What is required: Search the material below for the string "JSON" and list each line that holds it.

Figure contents as structured data
--- begin ---
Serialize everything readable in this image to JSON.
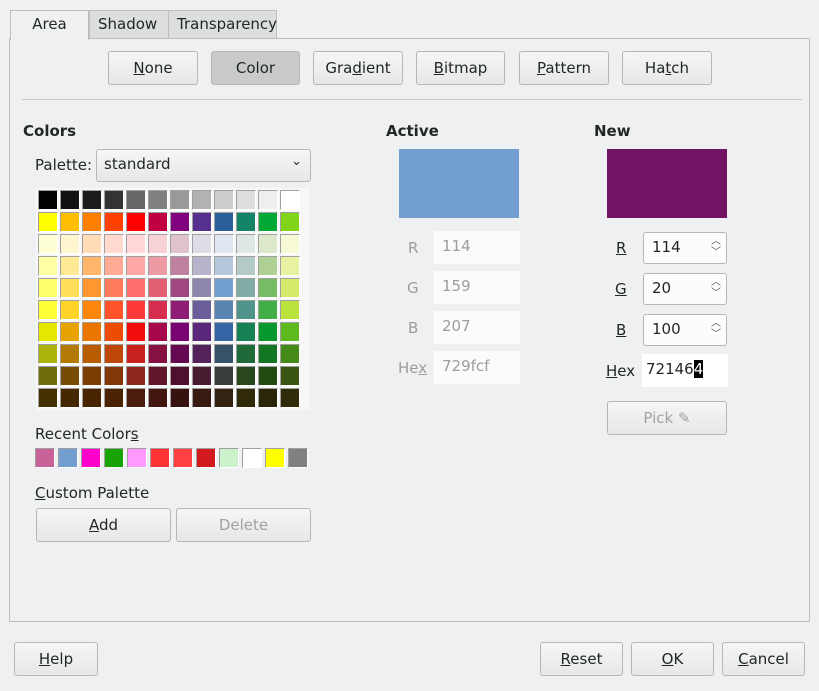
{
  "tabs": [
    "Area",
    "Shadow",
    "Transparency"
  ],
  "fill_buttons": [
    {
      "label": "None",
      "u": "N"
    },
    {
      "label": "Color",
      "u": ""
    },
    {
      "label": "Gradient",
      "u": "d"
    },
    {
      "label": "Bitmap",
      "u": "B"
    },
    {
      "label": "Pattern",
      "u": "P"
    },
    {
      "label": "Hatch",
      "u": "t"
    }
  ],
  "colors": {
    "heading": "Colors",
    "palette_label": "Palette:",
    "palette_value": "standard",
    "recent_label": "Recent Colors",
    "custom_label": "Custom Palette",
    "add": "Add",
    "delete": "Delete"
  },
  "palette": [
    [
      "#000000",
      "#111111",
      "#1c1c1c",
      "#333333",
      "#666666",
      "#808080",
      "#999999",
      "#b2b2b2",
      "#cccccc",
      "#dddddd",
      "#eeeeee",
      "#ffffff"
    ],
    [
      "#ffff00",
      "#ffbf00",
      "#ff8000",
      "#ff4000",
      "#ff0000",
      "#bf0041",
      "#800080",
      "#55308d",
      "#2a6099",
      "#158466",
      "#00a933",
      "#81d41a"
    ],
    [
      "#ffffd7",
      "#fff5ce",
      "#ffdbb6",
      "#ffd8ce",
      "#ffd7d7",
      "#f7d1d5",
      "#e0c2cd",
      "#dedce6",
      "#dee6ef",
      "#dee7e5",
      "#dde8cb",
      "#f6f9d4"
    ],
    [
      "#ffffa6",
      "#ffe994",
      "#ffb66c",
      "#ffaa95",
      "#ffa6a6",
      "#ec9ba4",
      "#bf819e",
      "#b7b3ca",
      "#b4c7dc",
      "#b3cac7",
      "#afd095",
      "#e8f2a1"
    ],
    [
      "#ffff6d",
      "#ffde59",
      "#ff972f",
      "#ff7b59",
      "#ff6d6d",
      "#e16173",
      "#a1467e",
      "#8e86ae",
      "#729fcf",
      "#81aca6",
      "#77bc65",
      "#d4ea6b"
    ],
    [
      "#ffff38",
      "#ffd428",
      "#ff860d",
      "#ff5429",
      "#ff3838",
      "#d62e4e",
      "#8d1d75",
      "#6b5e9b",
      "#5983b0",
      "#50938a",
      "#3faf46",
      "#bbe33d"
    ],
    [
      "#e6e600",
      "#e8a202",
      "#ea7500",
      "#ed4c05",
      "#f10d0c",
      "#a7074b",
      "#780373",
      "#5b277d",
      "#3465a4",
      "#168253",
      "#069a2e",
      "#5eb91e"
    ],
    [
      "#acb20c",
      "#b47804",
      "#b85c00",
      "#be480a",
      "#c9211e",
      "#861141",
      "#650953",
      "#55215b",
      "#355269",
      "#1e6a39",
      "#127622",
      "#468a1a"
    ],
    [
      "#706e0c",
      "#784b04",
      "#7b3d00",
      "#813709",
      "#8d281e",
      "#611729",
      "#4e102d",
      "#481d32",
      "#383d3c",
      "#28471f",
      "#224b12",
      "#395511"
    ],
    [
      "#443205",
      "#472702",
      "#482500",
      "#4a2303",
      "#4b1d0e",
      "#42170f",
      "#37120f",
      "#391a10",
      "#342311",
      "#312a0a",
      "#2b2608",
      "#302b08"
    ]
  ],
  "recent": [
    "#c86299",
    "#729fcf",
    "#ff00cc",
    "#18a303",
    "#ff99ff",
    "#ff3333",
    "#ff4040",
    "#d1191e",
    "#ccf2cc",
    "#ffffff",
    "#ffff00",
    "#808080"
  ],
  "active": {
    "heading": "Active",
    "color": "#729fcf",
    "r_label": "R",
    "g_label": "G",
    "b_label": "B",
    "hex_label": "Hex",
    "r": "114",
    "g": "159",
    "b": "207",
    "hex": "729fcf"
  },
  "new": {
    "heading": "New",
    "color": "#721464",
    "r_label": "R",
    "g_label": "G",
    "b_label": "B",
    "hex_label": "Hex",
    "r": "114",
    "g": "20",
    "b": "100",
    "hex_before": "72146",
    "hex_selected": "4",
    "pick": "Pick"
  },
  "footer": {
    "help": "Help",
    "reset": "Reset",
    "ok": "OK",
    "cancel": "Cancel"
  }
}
--- end ---
--- begin ---
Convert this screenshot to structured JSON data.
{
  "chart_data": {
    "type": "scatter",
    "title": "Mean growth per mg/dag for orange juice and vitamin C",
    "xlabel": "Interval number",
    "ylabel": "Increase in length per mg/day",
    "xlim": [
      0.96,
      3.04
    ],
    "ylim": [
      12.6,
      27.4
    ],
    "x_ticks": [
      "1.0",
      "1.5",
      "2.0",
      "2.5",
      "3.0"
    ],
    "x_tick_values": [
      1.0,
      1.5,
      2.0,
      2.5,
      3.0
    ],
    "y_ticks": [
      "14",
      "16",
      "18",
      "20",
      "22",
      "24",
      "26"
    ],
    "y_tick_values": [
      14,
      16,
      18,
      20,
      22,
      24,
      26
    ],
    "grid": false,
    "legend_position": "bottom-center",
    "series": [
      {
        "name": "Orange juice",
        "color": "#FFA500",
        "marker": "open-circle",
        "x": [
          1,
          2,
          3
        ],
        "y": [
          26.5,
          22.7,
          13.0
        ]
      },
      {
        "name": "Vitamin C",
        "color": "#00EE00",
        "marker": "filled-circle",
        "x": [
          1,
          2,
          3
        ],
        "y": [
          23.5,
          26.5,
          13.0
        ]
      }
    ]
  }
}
--- end ---
Exercise output:
Serialize everything readable in this image to JSON.
Convert this screenshot to structured JSON data.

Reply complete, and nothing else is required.